------ Given data

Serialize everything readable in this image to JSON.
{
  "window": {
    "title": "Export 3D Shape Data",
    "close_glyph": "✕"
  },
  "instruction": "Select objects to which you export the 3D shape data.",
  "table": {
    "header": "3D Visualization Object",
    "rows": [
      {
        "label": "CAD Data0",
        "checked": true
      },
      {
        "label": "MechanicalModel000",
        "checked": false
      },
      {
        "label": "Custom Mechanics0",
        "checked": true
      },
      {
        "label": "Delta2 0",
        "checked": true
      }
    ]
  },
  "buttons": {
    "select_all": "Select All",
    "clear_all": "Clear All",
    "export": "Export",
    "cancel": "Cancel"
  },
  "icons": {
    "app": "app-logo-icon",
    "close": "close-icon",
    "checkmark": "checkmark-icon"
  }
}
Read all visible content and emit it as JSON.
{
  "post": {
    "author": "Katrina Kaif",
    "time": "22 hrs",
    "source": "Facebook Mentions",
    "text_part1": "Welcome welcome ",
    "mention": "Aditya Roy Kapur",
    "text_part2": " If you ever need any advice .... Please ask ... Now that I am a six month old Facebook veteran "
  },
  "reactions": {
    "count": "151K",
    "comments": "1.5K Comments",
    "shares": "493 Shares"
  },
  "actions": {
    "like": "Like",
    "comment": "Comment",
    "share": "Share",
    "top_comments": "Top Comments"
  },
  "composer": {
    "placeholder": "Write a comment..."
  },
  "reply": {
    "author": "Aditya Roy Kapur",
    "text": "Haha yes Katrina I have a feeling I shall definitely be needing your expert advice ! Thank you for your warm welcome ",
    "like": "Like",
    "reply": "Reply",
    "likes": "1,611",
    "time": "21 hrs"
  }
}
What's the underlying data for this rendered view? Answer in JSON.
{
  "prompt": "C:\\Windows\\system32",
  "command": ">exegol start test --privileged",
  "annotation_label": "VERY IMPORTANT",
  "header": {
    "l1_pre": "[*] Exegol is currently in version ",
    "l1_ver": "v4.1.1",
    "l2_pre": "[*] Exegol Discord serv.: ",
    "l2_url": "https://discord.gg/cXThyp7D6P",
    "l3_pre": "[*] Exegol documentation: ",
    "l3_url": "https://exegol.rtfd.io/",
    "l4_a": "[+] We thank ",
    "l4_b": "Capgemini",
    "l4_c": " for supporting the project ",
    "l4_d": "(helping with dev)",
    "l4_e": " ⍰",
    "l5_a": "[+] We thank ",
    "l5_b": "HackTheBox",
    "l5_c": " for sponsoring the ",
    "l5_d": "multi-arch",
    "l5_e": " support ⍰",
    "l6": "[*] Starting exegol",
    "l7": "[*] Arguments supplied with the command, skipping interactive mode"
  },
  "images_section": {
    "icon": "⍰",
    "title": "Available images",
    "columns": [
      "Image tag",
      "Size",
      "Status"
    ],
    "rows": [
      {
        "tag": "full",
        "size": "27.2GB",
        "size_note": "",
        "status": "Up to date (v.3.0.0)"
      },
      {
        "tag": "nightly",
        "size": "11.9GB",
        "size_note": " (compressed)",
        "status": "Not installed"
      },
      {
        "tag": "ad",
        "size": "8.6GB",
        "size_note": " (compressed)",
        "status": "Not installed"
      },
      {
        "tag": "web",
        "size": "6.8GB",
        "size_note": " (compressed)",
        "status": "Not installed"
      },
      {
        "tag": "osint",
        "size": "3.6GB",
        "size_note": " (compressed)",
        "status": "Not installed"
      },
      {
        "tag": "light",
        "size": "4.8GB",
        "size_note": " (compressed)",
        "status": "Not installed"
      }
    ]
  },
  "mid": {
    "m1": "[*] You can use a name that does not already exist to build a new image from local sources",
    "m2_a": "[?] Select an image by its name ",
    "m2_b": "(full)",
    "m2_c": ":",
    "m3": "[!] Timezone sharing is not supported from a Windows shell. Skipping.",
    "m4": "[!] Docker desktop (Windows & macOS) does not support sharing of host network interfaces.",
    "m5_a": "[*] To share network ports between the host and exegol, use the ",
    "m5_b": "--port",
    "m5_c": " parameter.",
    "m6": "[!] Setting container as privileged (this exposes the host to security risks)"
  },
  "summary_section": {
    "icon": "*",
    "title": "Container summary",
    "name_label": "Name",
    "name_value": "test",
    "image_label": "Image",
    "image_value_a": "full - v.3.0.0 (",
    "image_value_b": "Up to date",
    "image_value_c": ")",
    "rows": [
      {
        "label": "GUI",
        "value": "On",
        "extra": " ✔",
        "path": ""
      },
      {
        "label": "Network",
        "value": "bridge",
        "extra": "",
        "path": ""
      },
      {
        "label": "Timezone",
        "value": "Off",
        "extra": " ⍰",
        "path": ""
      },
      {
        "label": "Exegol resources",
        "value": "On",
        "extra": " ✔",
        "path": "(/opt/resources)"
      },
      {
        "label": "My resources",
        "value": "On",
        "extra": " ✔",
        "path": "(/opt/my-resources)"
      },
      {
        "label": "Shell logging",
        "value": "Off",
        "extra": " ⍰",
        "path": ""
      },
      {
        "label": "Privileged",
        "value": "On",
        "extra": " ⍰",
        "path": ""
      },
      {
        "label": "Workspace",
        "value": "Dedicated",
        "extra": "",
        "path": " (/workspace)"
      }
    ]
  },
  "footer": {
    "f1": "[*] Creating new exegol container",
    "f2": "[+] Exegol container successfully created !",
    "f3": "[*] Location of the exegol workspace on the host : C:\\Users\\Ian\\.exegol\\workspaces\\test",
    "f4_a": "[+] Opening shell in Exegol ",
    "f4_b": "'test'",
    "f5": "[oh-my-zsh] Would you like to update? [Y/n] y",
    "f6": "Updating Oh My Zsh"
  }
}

------------

Objective: Type out all of the material again, word for word.

Right answer:
Serialize everything readable in this image to JSON.
{
  "window": {
    "title": "Export 3D Shape Data",
    "close_glyph": "✕"
  },
  "instruction": "Select objects to which you export the 3D shape data.",
  "table": {
    "header": "3D Visualization Object",
    "rows": [
      {
        "label": "CAD Data0",
        "checked": true
      },
      {
        "label": "MechanicalModel000",
        "checked": false
      },
      {
        "label": "Custom Mechanics0",
        "checked": true
      },
      {
        "label": "Delta2 0",
        "checked": true
      }
    ]
  },
  "buttons": {
    "select_all": "Select All",
    "clear_all": "Clear All",
    "export": "Export",
    "cancel": "Cancel"
  },
  "icons": {
    "app": "app-logo-icon",
    "close": "close-icon",
    "checkmark": "checkmark-icon"
  }
}
Read all visible content and emit it as JSON.
{
  "post": {
    "author": "Katrina Kaif",
    "time": "22 hrs",
    "source": "Facebook Mentions",
    "text_part1": "Welcome welcome ",
    "mention": "Aditya Roy Kapur",
    "text_part2": " If you ever need any advice .... Please ask ... Now that I am a six month old Facebook veteran "
  },
  "reactions": {
    "count": "151K",
    "comments": "1.5K Comments",
    "shares": "493 Shares"
  },
  "actions": {
    "like": "Like",
    "comment": "Comment",
    "share": "Share",
    "top_comments": "Top Comments"
  },
  "composer": {
    "placeholder": "Write a comment..."
  },
  "reply": {
    "author": "Aditya Roy Kapur",
    "text": "Haha yes Katrina I have a feeling I shall definitely be needing your expert advice ! Thank you for your warm welcome ",
    "like": "Like",
    "reply": "Reply",
    "likes": "1,611",
    "time": "21 hrs"
  }
}
What's the underlying data for this rendered view? Answer in JSON.
{
  "prompt": "C:\\Windows\\system32",
  "command": ">exegol start test --privileged",
  "annotation_label": "VERY IMPORTANT",
  "header": {
    "l1_pre": "[*] Exegol is currently in version ",
    "l1_ver": "v4.1.1",
    "l2_pre": "[*] Exegol Discord serv.: ",
    "l2_url": "https://discord.gg/cXThyp7D6P",
    "l3_pre": "[*] Exegol documentation: ",
    "l3_url": "https://exegol.rtfd.io/",
    "l4_a": "[+] We thank ",
    "l4_b": "Capgemini",
    "l4_c": " for supporting the project ",
    "l4_d": "(helping with dev)",
    "l4_e": " ⍰",
    "l5_a": "[+] We thank ",
    "l5_b": "HackTheBox",
    "l5_c": " for sponsoring the ",
    "l5_d": "multi-arch",
    "l5_e": " support ⍰",
    "l6": "[*] Starting exegol",
    "l7": "[*] Arguments supplied with the command, skipping interactive mode"
  },
  "images_section": {
    "icon": "⍰",
    "title": "Available images",
    "columns": [
      "Image tag",
      "Size",
      "Status"
    ],
    "rows": [
      {
        "tag": "full",
        "size": "27.2GB",
        "size_note": "",
        "status": "Up to date (v.3.0.0)"
      },
      {
        "tag": "nightly",
        "size": "11.9GB",
        "size_note": " (compressed)",
        "status": "Not installed"
      },
      {
        "tag": "ad",
        "size": "8.6GB",
        "size_note": " (compressed)",
        "status": "Not installed"
      },
      {
        "tag": "web",
        "size": "6.8GB",
        "size_note": " (compressed)",
        "status": "Not installed"
      },
      {
        "tag": "osint",
        "size": "3.6GB",
        "size_note": " (compressed)",
        "status": "Not installed"
      },
      {
        "tag": "light",
        "size": "4.8GB",
        "size_note": " (compressed)",
        "status": "Not installed"
      }
    ]
  },
  "mid": {
    "m1": "[*] You can use a name that does not already exist to build a new image from local sources",
    "m2_a": "[?] Select an image by its name ",
    "m2_b": "(full)",
    "m2_c": ":",
    "m3": "[!] Timezone sharing is not supported from a Windows shell. Skipping.",
    "m4": "[!] Docker desktop (Windows & macOS) does not support sharing of host network interfaces.",
    "m5_a": "[*] To share network ports between the host and exegol, use the ",
    "m5_b": "--port",
    "m5_c": " parameter.",
    "m6": "[!] Setting container as privileged (this exposes the host to security risks)"
  },
  "summary_section": {
    "icon": "*",
    "title": "Container summary",
    "name_label": "Name",
    "name_value": "test",
    "image_label": "Image",
    "image_value_a": "full - v.3.0.0 (",
    "image_value_b": "Up to date",
    "image_value_c": ")",
    "rows": [
      {
        "label": "GUI",
        "value": "On",
        "extra": " ✔",
        "path": ""
      },
      {
        "label": "Network",
        "value": "bridge",
        "extra": "",
        "path": ""
      },
      {
        "label": "Timezone",
        "value": "Off",
        "extra": " ⍰",
        "path": ""
      },
      {
        "label": "Exegol resources",
        "value": "On",
        "extra": " ✔",
        "path": "(/opt/resources)"
      },
      {
        "label": "My resources",
        "value": "On",
        "extra": " ✔",
        "path": "(/opt/my-resources)"
      },
      {
        "label": "Shell logging",
        "value": "Off",
        "extra": " ⍰",
        "path": ""
      },
      {
        "label": "Privileged",
        "value": "On",
        "extra": " ⍰",
        "path": ""
      },
      {
        "label": "Workspace",
        "value": "Dedicated",
        "extra": "",
        "path": " (/workspace)"
      }
    ]
  },
  "footer": {
    "f1": "[*] Creating new exegol container",
    "f2": "[+] Exegol container successfully created !",
    "f3": "[*] Location of the exegol workspace on the host : C:\\Users\\Ian\\.exegol\\workspaces\\test",
    "f4_a": "[+] Opening shell in Exegol ",
    "f4_b": "'test'",
    "f5": "[oh-my-zsh] Would you like to update? [Y/n] y",
    "f6": "Updating Oh My Zsh"
  }
}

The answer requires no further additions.